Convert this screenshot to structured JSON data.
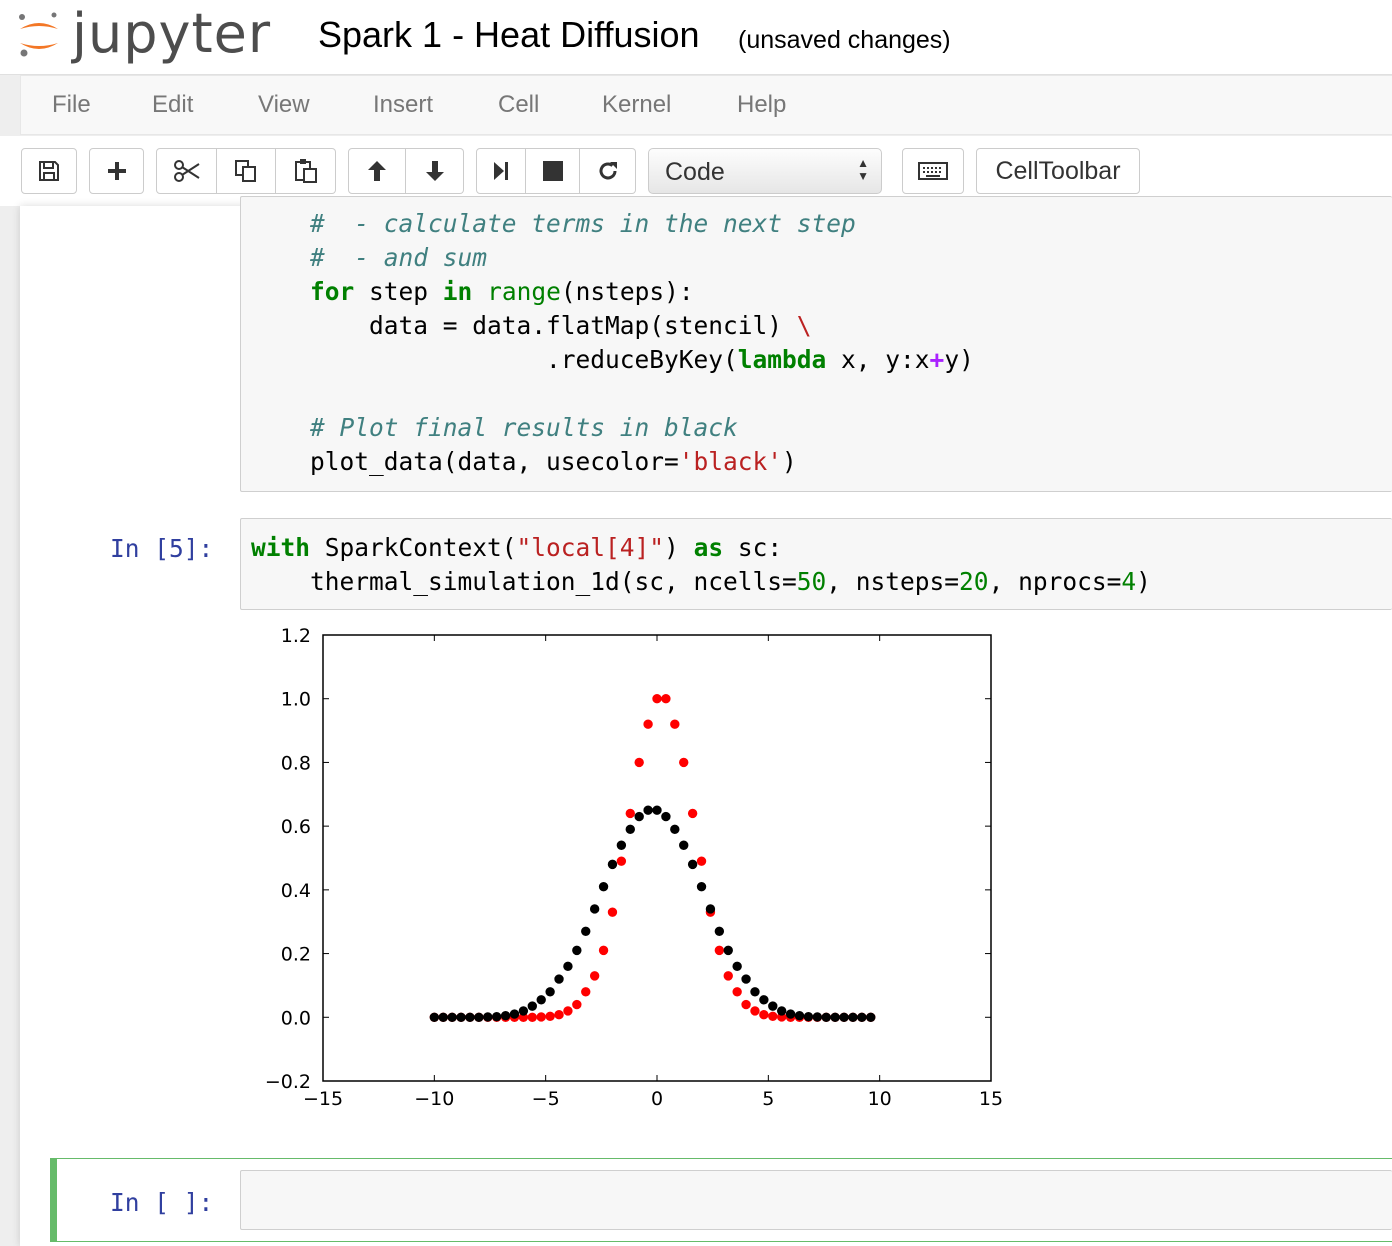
{
  "header": {
    "logo_text": "jupyter",
    "notebook_title": "Spark 1 - Heat Diffusion",
    "save_status": "(unsaved changes)"
  },
  "menu": [
    "File",
    "Edit",
    "View",
    "Insert",
    "Cell",
    "Kernel",
    "Help"
  ],
  "toolbar": {
    "cell_type": "Code",
    "celltoolbar_label": "CellToolbar",
    "icons": [
      "save-icon",
      "plus-icon",
      "cut-icon",
      "copy-icon",
      "paste-icon",
      "arrow-up-icon",
      "arrow-down-icon",
      "step-forward-icon",
      "stop-icon",
      "restart-icon",
      "keyboard-icon"
    ]
  },
  "cells": [
    {
      "prompt": "",
      "code_lines": [
        "    #  - calculate terms in the next step",
        "    #  - and sum",
        "    for step in range(nsteps):",
        "        data = data.flatMap(stencil) \\",
        "                    .reduceByKey(lambda x, y:x+y)",
        "",
        "    # Plot final results in black",
        "    plot_data(data, usecolor='black')"
      ]
    },
    {
      "prompt": "In [5]:",
      "code_lines": [
        "with SparkContext(\"local[4]\") as sc:",
        "    thermal_simulation_1d(sc, ncells=50, nsteps=20, nprocs=4)"
      ]
    },
    {
      "prompt": "In [ ]:",
      "code_lines": []
    }
  ],
  "chart_data": {
    "type": "scatter",
    "title": "",
    "xlabel": "",
    "ylabel": "",
    "xlim": [
      -15,
      15
    ],
    "ylim": [
      -0.2,
      1.2
    ],
    "xticks": [
      "−15",
      "−10",
      "−5",
      "0",
      "5",
      "10",
      "15"
    ],
    "yticks": [
      "−0.2",
      "0.0",
      "0.2",
      "0.4",
      "0.6",
      "0.8",
      "1.0",
      "1.2"
    ],
    "grid": false,
    "series": [
      {
        "color": "#ff0000",
        "x": [
          -10,
          -9.6,
          -9.2,
          -8.8,
          -8.4,
          -8,
          -7.6,
          -7.2,
          -6.8,
          -6.4,
          -6,
          -5.6,
          -5.2,
          -4.8,
          -4.4,
          -4,
          -3.6,
          -3.2,
          -2.8,
          -2.4,
          -2,
          -1.6,
          -1.2,
          -0.8,
          -0.4,
          0,
          0.4,
          0.8,
          1.2,
          1.6,
          2,
          2.4,
          2.8,
          3.2,
          3.6,
          4,
          4.4,
          4.8,
          5.2,
          5.6,
          6,
          6.4,
          6.8,
          7.2,
          7.6,
          8,
          8.4,
          8.8,
          9.2,
          9.6
        ],
        "values": [
          0,
          0,
          0,
          0,
          0,
          0,
          0,
          0,
          0,
          0,
          0,
          0,
          0.001,
          0.003,
          0.008,
          0.02,
          0.04,
          0.08,
          0.13,
          0.21,
          0.33,
          0.49,
          0.64,
          0.8,
          0.92,
          1.0,
          1.0,
          0.92,
          0.8,
          0.64,
          0.49,
          0.33,
          0.21,
          0.13,
          0.08,
          0.04,
          0.02,
          0.008,
          0.003,
          0.001,
          0,
          0,
          0,
          0,
          0,
          0,
          0,
          0,
          0,
          0
        ]
      },
      {
        "color": "#000000",
        "x": [
          -10,
          -9.6,
          -9.2,
          -8.8,
          -8.4,
          -8,
          -7.6,
          -7.2,
          -6.8,
          -6.4,
          -6,
          -5.6,
          -5.2,
          -4.8,
          -4.4,
          -4,
          -3.6,
          -3.2,
          -2.8,
          -2.4,
          -2,
          -1.6,
          -1.2,
          -0.8,
          -0.4,
          0,
          0.4,
          0.8,
          1.2,
          1.6,
          2,
          2.4,
          2.8,
          3.2,
          3.6,
          4,
          4.4,
          4.8,
          5.2,
          5.6,
          6,
          6.4,
          6.8,
          7.2,
          7.6,
          8,
          8.4,
          8.8,
          9.2,
          9.6
        ],
        "values": [
          0,
          0,
          0,
          0,
          0,
          0,
          0.001,
          0.002,
          0.005,
          0.01,
          0.02,
          0.035,
          0.055,
          0.08,
          0.12,
          0.16,
          0.21,
          0.27,
          0.34,
          0.41,
          0.48,
          0.54,
          0.59,
          0.63,
          0.65,
          0.65,
          0.63,
          0.59,
          0.54,
          0.48,
          0.41,
          0.34,
          0.27,
          0.21,
          0.16,
          0.12,
          0.08,
          0.055,
          0.035,
          0.02,
          0.01,
          0.005,
          0.002,
          0.001,
          0,
          0,
          0,
          0,
          0,
          0
        ]
      }
    ]
  }
}
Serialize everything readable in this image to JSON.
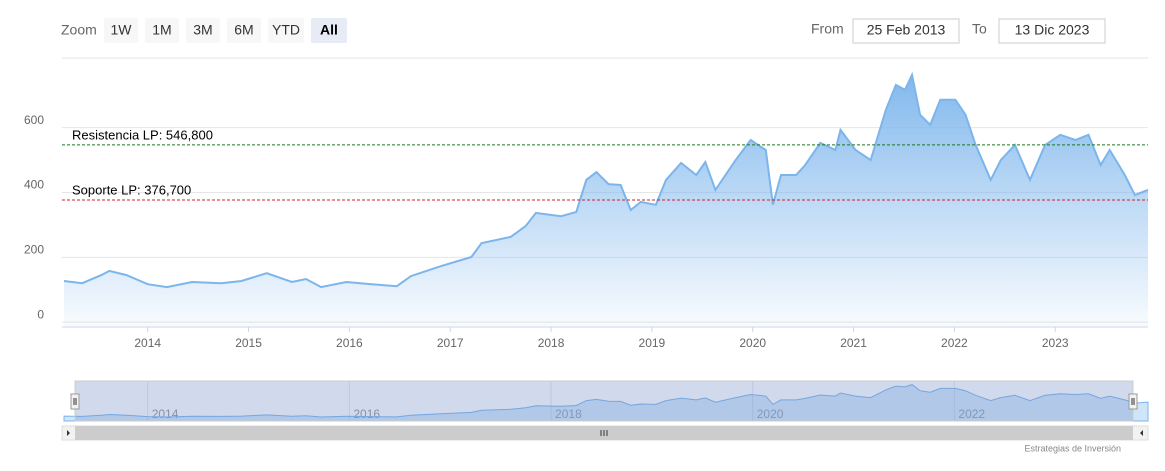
{
  "chart_data": {
    "type": "area",
    "range_selector": {
      "label": "Zoom",
      "buttons": [
        "1W",
        "1M",
        "3M",
        "6M",
        "YTD",
        "All"
      ],
      "selected": 5,
      "from_label": "From",
      "from": "25 Feb 2013",
      "to_label": "To",
      "to": "13 Dic 2023"
    },
    "series": [
      {
        "color": "#7cb5ec",
        "x": [
          2013.17,
          2013.35,
          2013.54,
          2013.62,
          2013.79,
          2014.0,
          2014.19,
          2014.44,
          2014.73,
          2014.93,
          2015.18,
          2015.43,
          2015.57,
          2015.72,
          2015.97,
          2016.22,
          2016.47,
          2016.61,
          2016.91,
          2017.21,
          2017.31,
          2017.6,
          2017.75,
          2017.85,
          2018.1,
          2018.25,
          2018.35,
          2018.45,
          2018.57,
          2018.69,
          2018.79,
          2018.89,
          2019.04,
          2019.14,
          2019.29,
          2019.44,
          2019.53,
          2019.63,
          2019.83,
          2019.98,
          2020.13,
          2020.2,
          2020.28,
          2020.43,
          2020.52,
          2020.67,
          2020.82,
          2020.87,
          2021.02,
          2021.17,
          2021.32,
          2021.42,
          2021.51,
          2021.58,
          2021.66,
          2021.76,
          2021.86,
          2022.01,
          2022.11,
          2022.21,
          2022.36,
          2022.46,
          2022.6,
          2022.75,
          2022.9,
          2023.05,
          2023.2,
          2023.33,
          2023.45,
          2023.54,
          2023.69,
          2023.79,
          2023.92
        ],
        "values": [
          127,
          120,
          145,
          158,
          145,
          117,
          108,
          124,
          120,
          127,
          151,
          124,
          133,
          108,
          124,
          117,
          111,
          142,
          173,
          201,
          244,
          263,
          297,
          337,
          327,
          340,
          439,
          463,
          426,
          423,
          346,
          371,
          362,
          439,
          491,
          454,
          494,
          408,
          500,
          562,
          531,
          362,
          454,
          454,
          485,
          553,
          531,
          593,
          531,
          500,
          655,
          732,
          717,
          763,
          640,
          609,
          686,
          686,
          640,
          547,
          439,
          500,
          547,
          439,
          547,
          578,
          562,
          578,
          485,
          531,
          454,
          392,
          408
        ]
      }
    ],
    "plot_lines": [
      {
        "label": "Resistencia LP: 546,800",
        "value": 546.8,
        "color": "#1a7a1a"
      },
      {
        "label": "Soporte LP: 376,700",
        "value": 376.7,
        "color": "#cc2222"
      }
    ],
    "xlim": [
      2013.15,
      2023.92
    ],
    "xticks": [
      2014,
      2015,
      2016,
      2017,
      2018,
      2019,
      2020,
      2021,
      2022,
      2023
    ],
    "ylim": [
      -15,
      815
    ],
    "yticks": [
      0,
      200,
      400,
      600
    ],
    "grid": true,
    "navigator_xticks": [
      2014,
      2016,
      2018,
      2020,
      2022
    ],
    "credits": "Estrategias de Inversión"
  }
}
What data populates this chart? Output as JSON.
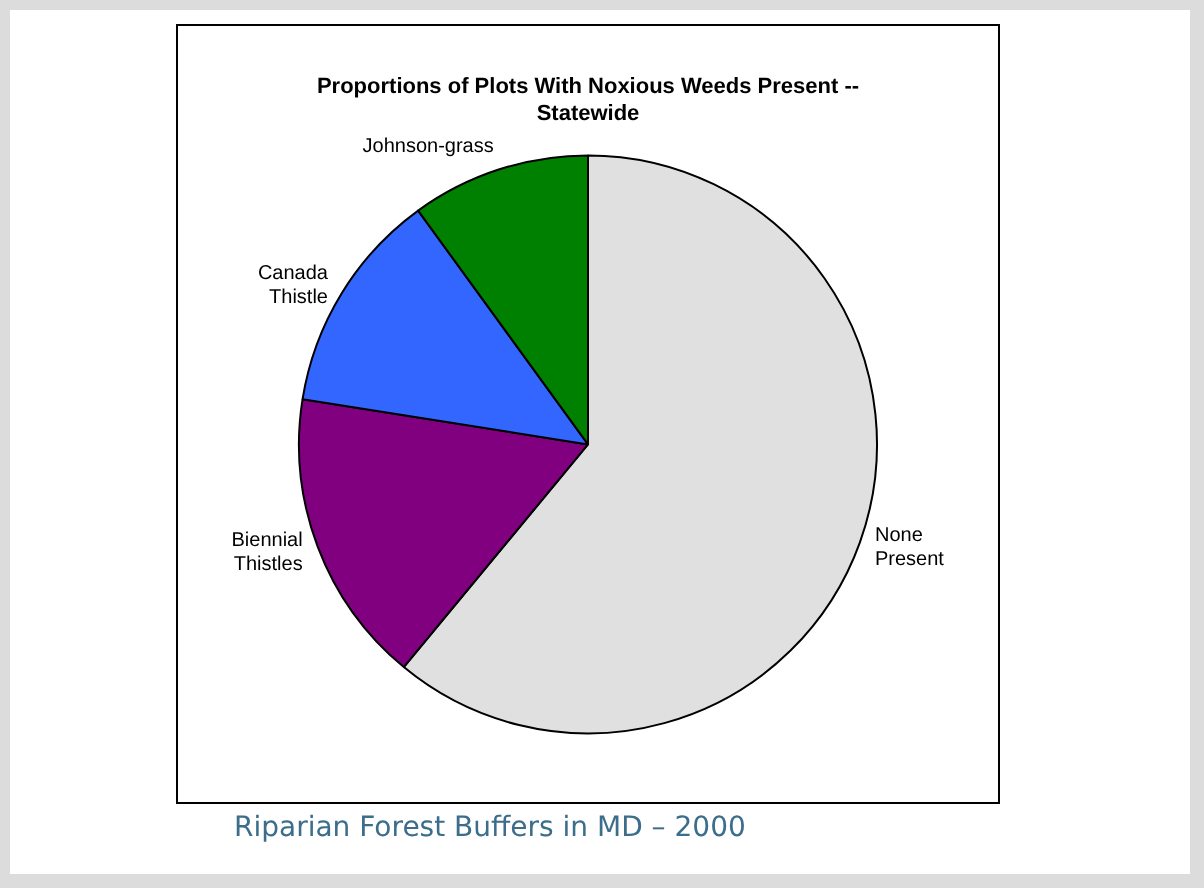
{
  "chart_data": {
    "type": "pie",
    "title": "Proportions of Plots With Noxious Weeds Present -- Statewide",
    "categories": [
      "None Present",
      "Biennial Thistles",
      "Canada Thistle",
      "Johnson-grass"
    ],
    "values": [
      61,
      16.5,
      12.5,
      10
    ],
    "colors": [
      "#e0e0e0",
      "#800080",
      "#3366ff",
      "#008000"
    ],
    "legend": false,
    "annotations": [
      "Riparian Forest Buffers in MD – 2000"
    ]
  }
}
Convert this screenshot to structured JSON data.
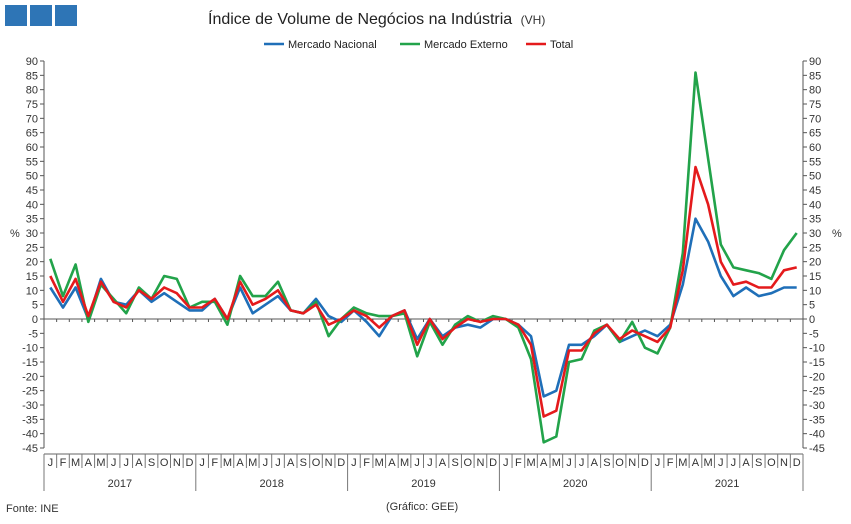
{
  "header": {
    "title": "Índice de Volume de Negócios na Indústria",
    "title_suffix": "(VH)",
    "logo_squares": 3,
    "logo_color": "#2e75b6"
  },
  "footer": {
    "source": "Fonte: INE",
    "credit": "(Gráfico: GEE)"
  },
  "chart_data": {
    "type": "line",
    "ylabel": "%",
    "ylim": [
      -45,
      90
    ],
    "ytick_step": 5,
    "grid": false,
    "legend_position": "top-center",
    "month_labels": [
      "J",
      "F",
      "M",
      "A",
      "M",
      "J",
      "J",
      "A",
      "S",
      "O",
      "N",
      "D"
    ],
    "years": [
      "2017",
      "2018",
      "2019",
      "2020",
      "2021"
    ],
    "series": [
      {
        "name": "Mercado Nacional",
        "color": "#1f6fb8",
        "values": [
          11,
          4,
          11,
          0,
          14,
          6,
          5,
          10,
          6,
          9,
          6,
          3,
          3,
          7,
          0,
          11,
          2,
          5,
          8,
          3,
          2,
          7,
          1,
          -1,
          3,
          -1,
          -6,
          1,
          3,
          -7,
          0,
          -6,
          -3,
          -2,
          -3,
          0,
          0,
          -2,
          -6,
          -27,
          -25,
          -9,
          -9,
          -6,
          -2,
          -8,
          -6,
          -4,
          -6,
          -2,
          12,
          35,
          27,
          15,
          8,
          11,
          8,
          9,
          11,
          11
        ]
      },
      {
        "name": "Mercado Externo",
        "color": "#22a34a",
        "values": [
          21,
          8,
          19,
          -1,
          12,
          7,
          2,
          11,
          7,
          15,
          14,
          4,
          6,
          6,
          -2,
          15,
          8,
          8,
          13,
          3,
          2,
          6,
          -6,
          0,
          4,
          2,
          1,
          1,
          2,
          -13,
          -1,
          -9,
          -2,
          1,
          -1,
          1,
          0,
          -3,
          -14,
          -43,
          -41,
          -15,
          -14,
          -4,
          -2,
          -8,
          -1,
          -10,
          -12,
          -3,
          23,
          86,
          56,
          26,
          18,
          17,
          16,
          14,
          24,
          30
        ]
      },
      {
        "name": "Total",
        "color": "#e41a1c",
        "values": [
          15,
          6,
          14,
          1,
          13,
          6,
          4,
          10,
          7,
          11,
          9,
          4,
          4,
          7,
          0,
          13,
          5,
          7,
          10,
          3,
          2,
          5,
          -2,
          0,
          3,
          1,
          -3,
          1,
          3,
          -9,
          0,
          -7,
          -3,
          0,
          -1,
          0,
          0,
          -2,
          -9,
          -34,
          -32,
          -11,
          -11,
          -5,
          -2,
          -7,
          -4,
          -6,
          -8,
          -3,
          17,
          53,
          40,
          20,
          12,
          13,
          11,
          11,
          17,
          18
        ]
      }
    ]
  }
}
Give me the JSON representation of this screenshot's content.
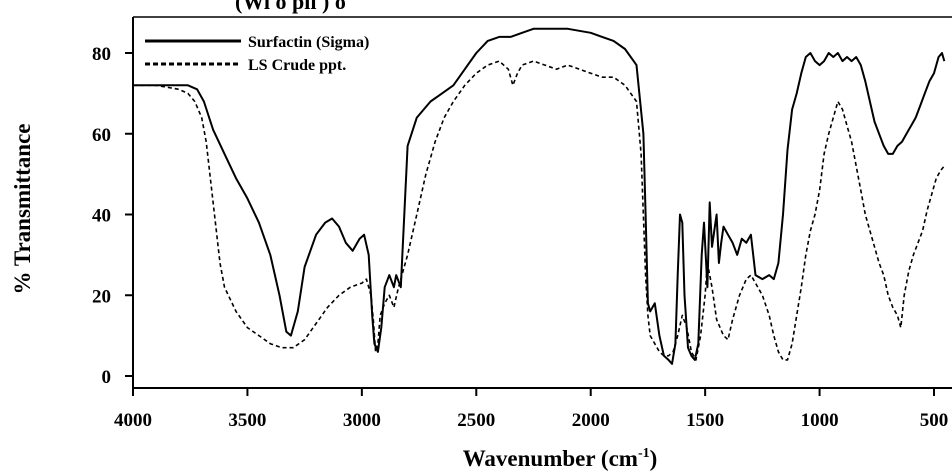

-*-

# Given problem
Collect every line from the records above that contains the word "nsteps".

# Written solution
        "    for step in range(nsteps):",
        "    thermal_simulation_1d(sc, ncells=50, nsteps=20, nprocs=4)"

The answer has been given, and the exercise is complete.